-- START --
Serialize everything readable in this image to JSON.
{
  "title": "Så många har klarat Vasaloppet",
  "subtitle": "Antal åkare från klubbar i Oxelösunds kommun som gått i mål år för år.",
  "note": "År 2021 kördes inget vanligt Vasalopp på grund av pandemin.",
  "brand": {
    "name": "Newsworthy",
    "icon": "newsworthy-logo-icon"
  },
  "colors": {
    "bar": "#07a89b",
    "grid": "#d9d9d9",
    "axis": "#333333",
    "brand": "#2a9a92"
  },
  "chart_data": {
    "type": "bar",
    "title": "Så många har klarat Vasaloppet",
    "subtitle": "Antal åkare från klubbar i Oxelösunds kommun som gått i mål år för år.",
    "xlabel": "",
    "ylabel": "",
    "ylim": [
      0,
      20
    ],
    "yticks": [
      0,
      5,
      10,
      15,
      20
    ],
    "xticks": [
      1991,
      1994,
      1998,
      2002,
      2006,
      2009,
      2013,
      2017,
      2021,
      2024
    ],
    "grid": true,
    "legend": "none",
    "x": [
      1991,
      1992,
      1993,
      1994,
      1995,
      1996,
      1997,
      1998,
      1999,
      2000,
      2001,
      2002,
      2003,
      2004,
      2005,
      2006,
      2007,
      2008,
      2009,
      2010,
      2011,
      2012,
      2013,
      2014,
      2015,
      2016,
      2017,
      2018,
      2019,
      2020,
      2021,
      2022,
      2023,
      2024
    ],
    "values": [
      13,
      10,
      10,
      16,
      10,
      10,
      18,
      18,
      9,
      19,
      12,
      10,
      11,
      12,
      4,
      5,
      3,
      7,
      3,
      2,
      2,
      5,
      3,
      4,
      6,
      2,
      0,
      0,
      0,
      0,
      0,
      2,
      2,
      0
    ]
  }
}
-- END --
PROBLEM TO SOLVE | Show each line of the data that contains the string "gått".

SOLUTION TO THIS TASK |
  "subtitle": "Antal åkare från klubbar i Oxelösunds kommun som gått i mål år för år.",
    "subtitle": "Antal åkare från klubbar i Oxelösunds kommun som gått i mål år för år.",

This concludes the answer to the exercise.